**Entries provided**
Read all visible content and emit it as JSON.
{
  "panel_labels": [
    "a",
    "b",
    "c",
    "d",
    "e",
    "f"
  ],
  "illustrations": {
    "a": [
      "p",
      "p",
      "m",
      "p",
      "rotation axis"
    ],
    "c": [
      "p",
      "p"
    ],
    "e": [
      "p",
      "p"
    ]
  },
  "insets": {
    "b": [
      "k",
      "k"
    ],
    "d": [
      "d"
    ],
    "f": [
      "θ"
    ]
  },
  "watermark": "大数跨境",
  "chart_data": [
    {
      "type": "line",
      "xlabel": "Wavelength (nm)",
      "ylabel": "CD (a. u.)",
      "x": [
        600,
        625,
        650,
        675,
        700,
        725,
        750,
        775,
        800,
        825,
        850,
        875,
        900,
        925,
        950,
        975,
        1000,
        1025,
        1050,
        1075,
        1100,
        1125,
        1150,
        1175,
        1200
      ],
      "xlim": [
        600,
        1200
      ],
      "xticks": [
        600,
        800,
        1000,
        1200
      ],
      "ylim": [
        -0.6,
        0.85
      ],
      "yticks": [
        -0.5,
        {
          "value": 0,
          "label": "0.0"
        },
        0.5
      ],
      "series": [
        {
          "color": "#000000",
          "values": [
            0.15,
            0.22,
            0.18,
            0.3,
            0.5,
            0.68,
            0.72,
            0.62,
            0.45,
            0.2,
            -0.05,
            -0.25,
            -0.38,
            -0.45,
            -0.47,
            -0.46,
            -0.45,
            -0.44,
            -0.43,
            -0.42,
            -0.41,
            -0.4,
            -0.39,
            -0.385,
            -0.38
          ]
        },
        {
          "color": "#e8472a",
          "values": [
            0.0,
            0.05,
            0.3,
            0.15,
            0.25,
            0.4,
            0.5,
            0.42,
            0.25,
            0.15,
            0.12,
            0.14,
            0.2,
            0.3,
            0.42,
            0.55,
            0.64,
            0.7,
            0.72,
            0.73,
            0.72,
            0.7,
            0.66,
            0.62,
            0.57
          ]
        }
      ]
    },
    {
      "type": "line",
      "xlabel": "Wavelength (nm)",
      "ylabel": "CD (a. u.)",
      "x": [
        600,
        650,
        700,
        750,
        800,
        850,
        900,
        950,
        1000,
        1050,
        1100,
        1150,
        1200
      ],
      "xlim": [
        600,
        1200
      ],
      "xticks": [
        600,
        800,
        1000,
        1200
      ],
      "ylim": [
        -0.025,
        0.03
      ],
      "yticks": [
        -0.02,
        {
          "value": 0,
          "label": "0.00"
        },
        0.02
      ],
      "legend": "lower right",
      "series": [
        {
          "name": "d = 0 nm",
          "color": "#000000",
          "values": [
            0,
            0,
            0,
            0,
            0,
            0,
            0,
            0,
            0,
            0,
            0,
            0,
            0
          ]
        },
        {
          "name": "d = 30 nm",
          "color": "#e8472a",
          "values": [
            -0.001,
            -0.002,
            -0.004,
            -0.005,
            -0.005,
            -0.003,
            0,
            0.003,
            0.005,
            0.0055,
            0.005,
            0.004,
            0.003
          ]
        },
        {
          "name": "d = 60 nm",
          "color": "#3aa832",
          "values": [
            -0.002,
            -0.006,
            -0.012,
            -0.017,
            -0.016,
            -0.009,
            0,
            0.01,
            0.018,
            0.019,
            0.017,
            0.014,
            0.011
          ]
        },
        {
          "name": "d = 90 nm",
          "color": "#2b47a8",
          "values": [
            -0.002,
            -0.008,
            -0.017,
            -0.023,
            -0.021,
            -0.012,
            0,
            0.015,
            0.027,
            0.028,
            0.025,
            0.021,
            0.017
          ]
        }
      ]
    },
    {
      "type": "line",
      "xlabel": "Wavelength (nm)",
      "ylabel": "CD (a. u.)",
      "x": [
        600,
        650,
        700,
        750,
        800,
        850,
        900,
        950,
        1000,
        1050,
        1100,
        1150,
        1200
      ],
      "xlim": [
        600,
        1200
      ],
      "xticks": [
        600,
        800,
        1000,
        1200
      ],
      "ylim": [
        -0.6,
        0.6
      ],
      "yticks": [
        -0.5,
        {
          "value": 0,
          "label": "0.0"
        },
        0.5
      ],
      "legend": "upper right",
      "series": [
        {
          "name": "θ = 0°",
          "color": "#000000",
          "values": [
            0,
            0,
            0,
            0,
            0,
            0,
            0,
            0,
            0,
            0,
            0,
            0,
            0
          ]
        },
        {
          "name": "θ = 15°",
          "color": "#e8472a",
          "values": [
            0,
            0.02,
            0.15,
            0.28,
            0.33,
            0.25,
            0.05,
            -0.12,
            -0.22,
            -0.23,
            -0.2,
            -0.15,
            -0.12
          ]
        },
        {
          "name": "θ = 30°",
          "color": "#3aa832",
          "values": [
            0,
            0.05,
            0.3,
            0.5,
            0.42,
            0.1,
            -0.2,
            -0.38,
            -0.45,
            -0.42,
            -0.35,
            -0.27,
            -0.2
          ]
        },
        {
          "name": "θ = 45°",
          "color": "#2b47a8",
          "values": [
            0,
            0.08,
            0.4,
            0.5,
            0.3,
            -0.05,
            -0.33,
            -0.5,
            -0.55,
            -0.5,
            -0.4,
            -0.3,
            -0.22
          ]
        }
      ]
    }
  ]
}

**Given instruction**
Copy out the data shown above without altering anything.

**Correct answer**
Read all visible content and emit it as JSON.
{
  "panel_labels": [
    "a",
    "b",
    "c",
    "d",
    "e",
    "f"
  ],
  "illustrations": {
    "a": [
      "p",
      "p",
      "m",
      "p",
      "rotation axis"
    ],
    "c": [
      "p",
      "p"
    ],
    "e": [
      "p",
      "p"
    ]
  },
  "insets": {
    "b": [
      "k",
      "k"
    ],
    "d": [
      "d"
    ],
    "f": [
      "θ"
    ]
  },
  "watermark": "大数跨境",
  "chart_data": [
    {
      "type": "line",
      "xlabel": "Wavelength (nm)",
      "ylabel": "CD (a. u.)",
      "x": [
        600,
        625,
        650,
        675,
        700,
        725,
        750,
        775,
        800,
        825,
        850,
        875,
        900,
        925,
        950,
        975,
        1000,
        1025,
        1050,
        1075,
        1100,
        1125,
        1150,
        1175,
        1200
      ],
      "xlim": [
        600,
        1200
      ],
      "xticks": [
        600,
        800,
        1000,
        1200
      ],
      "ylim": [
        -0.6,
        0.85
      ],
      "yticks": [
        -0.5,
        {
          "value": 0,
          "label": "0.0"
        },
        0.5
      ],
      "series": [
        {
          "color": "#000000",
          "values": [
            0.15,
            0.22,
            0.18,
            0.3,
            0.5,
            0.68,
            0.72,
            0.62,
            0.45,
            0.2,
            -0.05,
            -0.25,
            -0.38,
            -0.45,
            -0.47,
            -0.46,
            -0.45,
            -0.44,
            -0.43,
            -0.42,
            -0.41,
            -0.4,
            -0.39,
            -0.385,
            -0.38
          ]
        },
        {
          "color": "#e8472a",
          "values": [
            0.0,
            0.05,
            0.3,
            0.15,
            0.25,
            0.4,
            0.5,
            0.42,
            0.25,
            0.15,
            0.12,
            0.14,
            0.2,
            0.3,
            0.42,
            0.55,
            0.64,
            0.7,
            0.72,
            0.73,
            0.72,
            0.7,
            0.66,
            0.62,
            0.57
          ]
        }
      ]
    },
    {
      "type": "line",
      "xlabel": "Wavelength (nm)",
      "ylabel": "CD (a. u.)",
      "x": [
        600,
        650,
        700,
        750,
        800,
        850,
        900,
        950,
        1000,
        1050,
        1100,
        1150,
        1200
      ],
      "xlim": [
        600,
        1200
      ],
      "xticks": [
        600,
        800,
        1000,
        1200
      ],
      "ylim": [
        -0.025,
        0.03
      ],
      "yticks": [
        -0.02,
        {
          "value": 0,
          "label": "0.00"
        },
        0.02
      ],
      "legend": "lower right",
      "series": [
        {
          "name": "d = 0 nm",
          "color": "#000000",
          "values": [
            0,
            0,
            0,
            0,
            0,
            0,
            0,
            0,
            0,
            0,
            0,
            0,
            0
          ]
        },
        {
          "name": "d = 30 nm",
          "color": "#e8472a",
          "values": [
            -0.001,
            -0.002,
            -0.004,
            -0.005,
            -0.005,
            -0.003,
            0,
            0.003,
            0.005,
            0.0055,
            0.005,
            0.004,
            0.003
          ]
        },
        {
          "name": "d = 60 nm",
          "color": "#3aa832",
          "values": [
            -0.002,
            -0.006,
            -0.012,
            -0.017,
            -0.016,
            -0.009,
            0,
            0.01,
            0.018,
            0.019,
            0.017,
            0.014,
            0.011
          ]
        },
        {
          "name": "d = 90 nm",
          "color": "#2b47a8",
          "values": [
            -0.002,
            -0.008,
            -0.017,
            -0.023,
            -0.021,
            -0.012,
            0,
            0.015,
            0.027,
            0.028,
            0.025,
            0.021,
            0.017
          ]
        }
      ]
    },
    {
      "type": "line",
      "xlabel": "Wavelength (nm)",
      "ylabel": "CD (a. u.)",
      "x": [
        600,
        650,
        700,
        750,
        800,
        850,
        900,
        950,
        1000,
        1050,
        1100,
        1150,
        1200
      ],
      "xlim": [
        600,
        1200
      ],
      "xticks": [
        600,
        800,
        1000,
        1200
      ],
      "ylim": [
        -0.6,
        0.6
      ],
      "yticks": [
        -0.5,
        {
          "value": 0,
          "label": "0.0"
        },
        0.5
      ],
      "legend": "upper right",
      "series": [
        {
          "name": "θ = 0°",
          "color": "#000000",
          "values": [
            0,
            0,
            0,
            0,
            0,
            0,
            0,
            0,
            0,
            0,
            0,
            0,
            0
          ]
        },
        {
          "name": "θ = 15°",
          "color": "#e8472a",
          "values": [
            0,
            0.02,
            0.15,
            0.28,
            0.33,
            0.25,
            0.05,
            -0.12,
            -0.22,
            -0.23,
            -0.2,
            -0.15,
            -0.12
          ]
        },
        {
          "name": "θ = 30°",
          "color": "#3aa832",
          "values": [
            0,
            0.05,
            0.3,
            0.5,
            0.42,
            0.1,
            -0.2,
            -0.38,
            -0.45,
            -0.42,
            -0.35,
            -0.27,
            -0.2
          ]
        },
        {
          "name": "θ = 45°",
          "color": "#2b47a8",
          "values": [
            0,
            0.08,
            0.4,
            0.5,
            0.3,
            -0.05,
            -0.33,
            -0.5,
            -0.55,
            -0.5,
            -0.4,
            -0.3,
            -0.22
          ]
        }
      ]
    }
  ]
}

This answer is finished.